[Start EXCERPTED DATA]

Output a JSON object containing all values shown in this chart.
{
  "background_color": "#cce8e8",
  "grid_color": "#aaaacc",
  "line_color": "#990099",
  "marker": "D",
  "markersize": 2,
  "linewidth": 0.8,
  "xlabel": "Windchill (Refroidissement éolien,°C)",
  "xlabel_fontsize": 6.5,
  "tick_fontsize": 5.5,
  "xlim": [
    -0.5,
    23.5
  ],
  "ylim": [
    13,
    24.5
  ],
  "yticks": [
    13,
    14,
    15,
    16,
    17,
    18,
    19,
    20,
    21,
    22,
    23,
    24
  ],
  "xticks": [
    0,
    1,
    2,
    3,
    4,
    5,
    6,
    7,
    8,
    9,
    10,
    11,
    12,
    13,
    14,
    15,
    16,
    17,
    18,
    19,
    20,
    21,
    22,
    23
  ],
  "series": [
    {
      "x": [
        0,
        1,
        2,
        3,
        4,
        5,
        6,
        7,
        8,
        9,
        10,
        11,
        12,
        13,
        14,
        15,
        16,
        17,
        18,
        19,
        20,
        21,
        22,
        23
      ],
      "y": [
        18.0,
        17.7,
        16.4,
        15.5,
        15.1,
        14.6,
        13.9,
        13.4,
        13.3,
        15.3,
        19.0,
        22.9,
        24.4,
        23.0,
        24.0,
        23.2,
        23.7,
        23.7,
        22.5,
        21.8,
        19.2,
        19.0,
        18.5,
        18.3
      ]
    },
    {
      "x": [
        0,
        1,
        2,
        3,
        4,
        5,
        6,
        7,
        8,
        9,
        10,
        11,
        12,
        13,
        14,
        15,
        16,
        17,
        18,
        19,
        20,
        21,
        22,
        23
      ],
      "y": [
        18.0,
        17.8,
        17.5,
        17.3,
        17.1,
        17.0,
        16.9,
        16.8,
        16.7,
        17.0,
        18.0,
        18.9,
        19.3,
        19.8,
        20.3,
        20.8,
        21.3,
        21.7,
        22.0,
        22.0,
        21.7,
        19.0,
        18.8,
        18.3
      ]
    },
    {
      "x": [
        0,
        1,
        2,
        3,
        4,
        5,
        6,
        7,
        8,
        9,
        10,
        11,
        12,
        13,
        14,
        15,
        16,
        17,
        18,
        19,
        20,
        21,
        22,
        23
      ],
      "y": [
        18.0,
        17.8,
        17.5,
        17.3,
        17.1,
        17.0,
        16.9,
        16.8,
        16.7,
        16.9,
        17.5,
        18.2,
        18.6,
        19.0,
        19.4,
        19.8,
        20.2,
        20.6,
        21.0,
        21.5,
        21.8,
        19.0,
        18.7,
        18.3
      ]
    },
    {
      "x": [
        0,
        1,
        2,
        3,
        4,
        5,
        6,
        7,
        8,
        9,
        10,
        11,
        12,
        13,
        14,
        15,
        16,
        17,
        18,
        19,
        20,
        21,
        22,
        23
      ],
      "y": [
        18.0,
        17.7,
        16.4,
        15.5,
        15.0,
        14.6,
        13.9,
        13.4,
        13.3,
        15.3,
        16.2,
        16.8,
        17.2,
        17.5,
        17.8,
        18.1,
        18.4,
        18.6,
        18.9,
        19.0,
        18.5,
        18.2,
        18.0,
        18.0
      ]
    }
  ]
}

[End EXCERPTED DATA]

▶ _THE EXERCISE_
The entries above must be returned exactly.

▶ _RIGHT ANSWER_
Output a JSON object containing all values shown in this chart.
{
  "background_color": "#cce8e8",
  "grid_color": "#aaaacc",
  "line_color": "#990099",
  "marker": "D",
  "markersize": 2,
  "linewidth": 0.8,
  "xlabel": "Windchill (Refroidissement éolien,°C)",
  "xlabel_fontsize": 6.5,
  "tick_fontsize": 5.5,
  "xlim": [
    -0.5,
    23.5
  ],
  "ylim": [
    13,
    24.5
  ],
  "yticks": [
    13,
    14,
    15,
    16,
    17,
    18,
    19,
    20,
    21,
    22,
    23,
    24
  ],
  "xticks": [
    0,
    1,
    2,
    3,
    4,
    5,
    6,
    7,
    8,
    9,
    10,
    11,
    12,
    13,
    14,
    15,
    16,
    17,
    18,
    19,
    20,
    21,
    22,
    23
  ],
  "series": [
    {
      "x": [
        0,
        1,
        2,
        3,
        4,
        5,
        6,
        7,
        8,
        9,
        10,
        11,
        12,
        13,
        14,
        15,
        16,
        17,
        18,
        19,
        20,
        21,
        22,
        23
      ],
      "y": [
        18.0,
        17.7,
        16.4,
        15.5,
        15.1,
        14.6,
        13.9,
        13.4,
        13.3,
        15.3,
        19.0,
        22.9,
        24.4,
        23.0,
        24.0,
        23.2,
        23.7,
        23.7,
        22.5,
        21.8,
        19.2,
        19.0,
        18.5,
        18.3
      ]
    },
    {
      "x": [
        0,
        1,
        2,
        3,
        4,
        5,
        6,
        7,
        8,
        9,
        10,
        11,
        12,
        13,
        14,
        15,
        16,
        17,
        18,
        19,
        20,
        21,
        22,
        23
      ],
      "y": [
        18.0,
        17.8,
        17.5,
        17.3,
        17.1,
        17.0,
        16.9,
        16.8,
        16.7,
        17.0,
        18.0,
        18.9,
        19.3,
        19.8,
        20.3,
        20.8,
        21.3,
        21.7,
        22.0,
        22.0,
        21.7,
        19.0,
        18.8,
        18.3
      ]
    },
    {
      "x": [
        0,
        1,
        2,
        3,
        4,
        5,
        6,
        7,
        8,
        9,
        10,
        11,
        12,
        13,
        14,
        15,
        16,
        17,
        18,
        19,
        20,
        21,
        22,
        23
      ],
      "y": [
        18.0,
        17.8,
        17.5,
        17.3,
        17.1,
        17.0,
        16.9,
        16.8,
        16.7,
        16.9,
        17.5,
        18.2,
        18.6,
        19.0,
        19.4,
        19.8,
        20.2,
        20.6,
        21.0,
        21.5,
        21.8,
        19.0,
        18.7,
        18.3
      ]
    },
    {
      "x": [
        0,
        1,
        2,
        3,
        4,
        5,
        6,
        7,
        8,
        9,
        10,
        11,
        12,
        13,
        14,
        15,
        16,
        17,
        18,
        19,
        20,
        21,
        22,
        23
      ],
      "y": [
        18.0,
        17.7,
        16.4,
        15.5,
        15.0,
        14.6,
        13.9,
        13.4,
        13.3,
        15.3,
        16.2,
        16.8,
        17.2,
        17.5,
        17.8,
        18.1,
        18.4,
        18.6,
        18.9,
        19.0,
        18.5,
        18.2,
        18.0,
        18.0
      ]
    }
  ]
}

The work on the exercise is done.